**Stated problem**:
Please retype the data in full and exactly; the pictures are not part of the copy.

(Saved data entries)

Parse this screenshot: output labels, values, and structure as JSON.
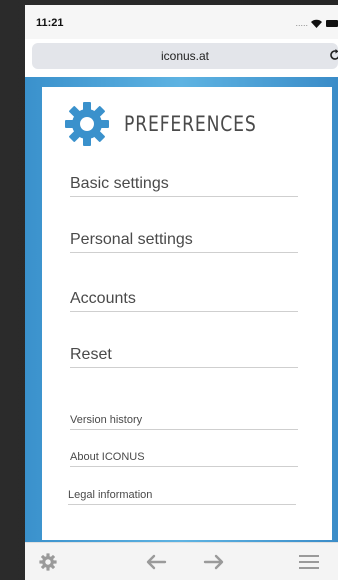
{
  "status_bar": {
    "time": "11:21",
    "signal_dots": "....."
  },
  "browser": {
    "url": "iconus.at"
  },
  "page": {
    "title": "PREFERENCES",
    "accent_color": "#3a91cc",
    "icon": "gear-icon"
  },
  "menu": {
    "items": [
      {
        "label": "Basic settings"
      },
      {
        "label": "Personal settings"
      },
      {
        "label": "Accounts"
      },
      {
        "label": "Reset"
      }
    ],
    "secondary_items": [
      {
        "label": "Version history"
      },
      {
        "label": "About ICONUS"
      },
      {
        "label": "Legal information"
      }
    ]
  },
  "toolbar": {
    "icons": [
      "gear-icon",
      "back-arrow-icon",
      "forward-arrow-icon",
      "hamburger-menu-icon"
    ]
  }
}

**Task result**:
Parse this screenshot: output labels, values, and structure as JSON.
{
  "status_bar": {
    "time": "11:21",
    "signal_dots": "....."
  },
  "browser": {
    "url": "iconus.at"
  },
  "page": {
    "title": "PREFERENCES",
    "accent_color": "#3a91cc",
    "icon": "gear-icon"
  },
  "menu": {
    "items": [
      {
        "label": "Basic settings"
      },
      {
        "label": "Personal settings"
      },
      {
        "label": "Accounts"
      },
      {
        "label": "Reset"
      }
    ],
    "secondary_items": [
      {
        "label": "Version history"
      },
      {
        "label": "About ICONUS"
      },
      {
        "label": "Legal information"
      }
    ]
  },
  "toolbar": {
    "icons": [
      "gear-icon",
      "back-arrow-icon",
      "forward-arrow-icon",
      "hamburger-menu-icon"
    ]
  }
}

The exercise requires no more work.